*GOAL*. Write out all the data again, exactly as it stands.

*TASK INPUTS*.
++++++

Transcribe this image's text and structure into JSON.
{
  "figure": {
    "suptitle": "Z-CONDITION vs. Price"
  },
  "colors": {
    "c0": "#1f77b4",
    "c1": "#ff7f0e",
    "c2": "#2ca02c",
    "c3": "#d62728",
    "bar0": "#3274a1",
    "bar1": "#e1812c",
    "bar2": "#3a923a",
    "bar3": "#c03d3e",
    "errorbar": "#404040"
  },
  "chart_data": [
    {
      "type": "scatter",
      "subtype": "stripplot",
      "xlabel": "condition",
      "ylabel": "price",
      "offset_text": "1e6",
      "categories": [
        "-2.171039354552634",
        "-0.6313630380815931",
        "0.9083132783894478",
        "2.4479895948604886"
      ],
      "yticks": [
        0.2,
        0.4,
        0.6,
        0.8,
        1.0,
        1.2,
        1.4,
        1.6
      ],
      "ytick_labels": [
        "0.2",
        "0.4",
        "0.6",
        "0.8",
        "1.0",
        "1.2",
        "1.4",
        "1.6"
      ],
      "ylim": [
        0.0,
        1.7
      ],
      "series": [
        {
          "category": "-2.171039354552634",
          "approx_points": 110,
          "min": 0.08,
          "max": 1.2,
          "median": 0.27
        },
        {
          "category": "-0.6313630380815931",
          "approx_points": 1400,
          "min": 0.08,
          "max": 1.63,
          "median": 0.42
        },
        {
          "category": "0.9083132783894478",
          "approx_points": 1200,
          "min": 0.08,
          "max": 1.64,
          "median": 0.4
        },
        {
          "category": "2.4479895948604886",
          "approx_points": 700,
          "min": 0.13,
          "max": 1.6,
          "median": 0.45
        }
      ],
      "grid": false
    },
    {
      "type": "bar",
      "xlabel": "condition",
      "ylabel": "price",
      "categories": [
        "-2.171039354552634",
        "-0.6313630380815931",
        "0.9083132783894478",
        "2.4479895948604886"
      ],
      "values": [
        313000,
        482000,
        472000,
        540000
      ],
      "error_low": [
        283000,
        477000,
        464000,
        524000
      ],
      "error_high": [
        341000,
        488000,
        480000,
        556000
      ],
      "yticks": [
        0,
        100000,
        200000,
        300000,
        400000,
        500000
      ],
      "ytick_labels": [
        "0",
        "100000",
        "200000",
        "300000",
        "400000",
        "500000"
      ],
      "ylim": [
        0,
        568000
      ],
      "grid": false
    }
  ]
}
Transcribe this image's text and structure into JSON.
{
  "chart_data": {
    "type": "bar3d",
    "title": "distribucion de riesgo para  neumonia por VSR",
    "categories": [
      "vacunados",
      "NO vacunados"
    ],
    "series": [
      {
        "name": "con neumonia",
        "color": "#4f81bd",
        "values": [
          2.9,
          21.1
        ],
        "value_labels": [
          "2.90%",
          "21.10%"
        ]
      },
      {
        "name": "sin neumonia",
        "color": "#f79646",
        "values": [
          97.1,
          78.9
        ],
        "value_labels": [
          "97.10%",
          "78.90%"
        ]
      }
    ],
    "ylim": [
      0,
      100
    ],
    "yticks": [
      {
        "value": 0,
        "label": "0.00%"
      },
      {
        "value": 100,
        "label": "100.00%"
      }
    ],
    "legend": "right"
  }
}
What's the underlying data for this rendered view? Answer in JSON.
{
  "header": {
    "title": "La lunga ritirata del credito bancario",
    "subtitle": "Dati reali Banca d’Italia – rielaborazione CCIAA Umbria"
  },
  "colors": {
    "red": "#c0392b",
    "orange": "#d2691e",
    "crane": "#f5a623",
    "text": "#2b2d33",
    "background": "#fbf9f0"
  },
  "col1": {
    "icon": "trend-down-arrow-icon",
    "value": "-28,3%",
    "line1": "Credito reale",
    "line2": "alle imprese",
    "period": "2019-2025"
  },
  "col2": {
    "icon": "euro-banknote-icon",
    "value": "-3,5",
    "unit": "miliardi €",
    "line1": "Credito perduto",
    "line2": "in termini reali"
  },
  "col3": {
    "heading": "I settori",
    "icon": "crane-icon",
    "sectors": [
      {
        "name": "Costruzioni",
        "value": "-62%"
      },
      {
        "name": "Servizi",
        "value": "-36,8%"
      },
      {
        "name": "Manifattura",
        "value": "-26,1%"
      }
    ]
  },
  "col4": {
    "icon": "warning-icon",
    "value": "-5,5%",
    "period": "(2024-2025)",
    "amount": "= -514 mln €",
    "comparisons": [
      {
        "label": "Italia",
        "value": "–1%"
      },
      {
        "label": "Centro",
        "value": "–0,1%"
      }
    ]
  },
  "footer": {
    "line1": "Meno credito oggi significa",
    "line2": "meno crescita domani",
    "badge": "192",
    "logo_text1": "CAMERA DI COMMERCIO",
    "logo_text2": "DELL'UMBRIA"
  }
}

++++++

*FINAL RESULT*.
Transcribe this image's text and structure into JSON.
{
  "figure": {
    "suptitle": "Z-CONDITION vs. Price"
  },
  "colors": {
    "c0": "#1f77b4",
    "c1": "#ff7f0e",
    "c2": "#2ca02c",
    "c3": "#d62728",
    "bar0": "#3274a1",
    "bar1": "#e1812c",
    "bar2": "#3a923a",
    "bar3": "#c03d3e",
    "errorbar": "#404040"
  },
  "chart_data": [
    {
      "type": "scatter",
      "subtype": "stripplot",
      "xlabel": "condition",
      "ylabel": "price",
      "offset_text": "1e6",
      "categories": [
        "-2.171039354552634",
        "-0.6313630380815931",
        "0.9083132783894478",
        "2.4479895948604886"
      ],
      "yticks": [
        0.2,
        0.4,
        0.6,
        0.8,
        1.0,
        1.2,
        1.4,
        1.6
      ],
      "ytick_labels": [
        "0.2",
        "0.4",
        "0.6",
        "0.8",
        "1.0",
        "1.2",
        "1.4",
        "1.6"
      ],
      "ylim": [
        0.0,
        1.7
      ],
      "series": [
        {
          "category": "-2.171039354552634",
          "approx_points": 110,
          "min": 0.08,
          "max": 1.2,
          "median": 0.27
        },
        {
          "category": "-0.6313630380815931",
          "approx_points": 1400,
          "min": 0.08,
          "max": 1.63,
          "median": 0.42
        },
        {
          "category": "0.9083132783894478",
          "approx_points": 1200,
          "min": 0.08,
          "max": 1.64,
          "median": 0.4
        },
        {
          "category": "2.4479895948604886",
          "approx_points": 700,
          "min": 0.13,
          "max": 1.6,
          "median": 0.45
        }
      ],
      "grid": false
    },
    {
      "type": "bar",
      "xlabel": "condition",
      "ylabel": "price",
      "categories": [
        "-2.171039354552634",
        "-0.6313630380815931",
        "0.9083132783894478",
        "2.4479895948604886"
      ],
      "values": [
        313000,
        482000,
        472000,
        540000
      ],
      "error_low": [
        283000,
        477000,
        464000,
        524000
      ],
      "error_high": [
        341000,
        488000,
        480000,
        556000
      ],
      "yticks": [
        0,
        100000,
        200000,
        300000,
        400000,
        500000
      ],
      "ytick_labels": [
        "0",
        "100000",
        "200000",
        "300000",
        "400000",
        "500000"
      ],
      "ylim": [
        0,
        568000
      ],
      "grid": false
    }
  ]
}
Transcribe this image's text and structure into JSON.
{
  "chart_data": {
    "type": "bar3d",
    "title": "distribucion de riesgo para  neumonia por VSR",
    "categories": [
      "vacunados",
      "NO vacunados"
    ],
    "series": [
      {
        "name": "con neumonia",
        "color": "#4f81bd",
        "values": [
          2.9,
          21.1
        ],
        "value_labels": [
          "2.90%",
          "21.10%"
        ]
      },
      {
        "name": "sin neumonia",
        "color": "#f79646",
        "values": [
          97.1,
          78.9
        ],
        "value_labels": [
          "97.10%",
          "78.90%"
        ]
      }
    ],
    "ylim": [
      0,
      100
    ],
    "yticks": [
      {
        "value": 0,
        "label": "0.00%"
      },
      {
        "value": 100,
        "label": "100.00%"
      }
    ],
    "legend": "right"
  }
}
What's the underlying data for this rendered view? Answer in JSON.
{
  "header": {
    "title": "La lunga ritirata del credito bancario",
    "subtitle": "Dati reali Banca d’Italia – rielaborazione CCIAA Umbria"
  },
  "colors": {
    "red": "#c0392b",
    "orange": "#d2691e",
    "crane": "#f5a623",
    "text": "#2b2d33",
    "background": "#fbf9f0"
  },
  "col1": {
    "icon": "trend-down-arrow-icon",
    "value": "-28,3%",
    "line1": "Credito reale",
    "line2": "alle imprese",
    "period": "2019-2025"
  },
  "col2": {
    "icon": "euro-banknote-icon",
    "value": "-3,5",
    "unit": "miliardi €",
    "line1": "Credito perduto",
    "line2": "in termini reali"
  },
  "col3": {
    "heading": "I settori",
    "icon": "crane-icon",
    "sectors": [
      {
        "name": "Costruzioni",
        "value": "-62%"
      },
      {
        "name": "Servizi",
        "value": "-36,8%"
      },
      {
        "name": "Manifattura",
        "value": "-26,1%"
      }
    ]
  },
  "col4": {
    "icon": "warning-icon",
    "value": "-5,5%",
    "period": "(2024-2025)",
    "amount": "= -514 mln €",
    "comparisons": [
      {
        "label": "Italia",
        "value": "–1%"
      },
      {
        "label": "Centro",
        "value": "–0,1%"
      }
    ]
  },
  "footer": {
    "line1": "Meno credito oggi significa",
    "line2": "meno crescita domani",
    "badge": "192",
    "logo_text1": "CAMERA DI COMMERCIO",
    "logo_text2": "DELL'UMBRIA"
  }
}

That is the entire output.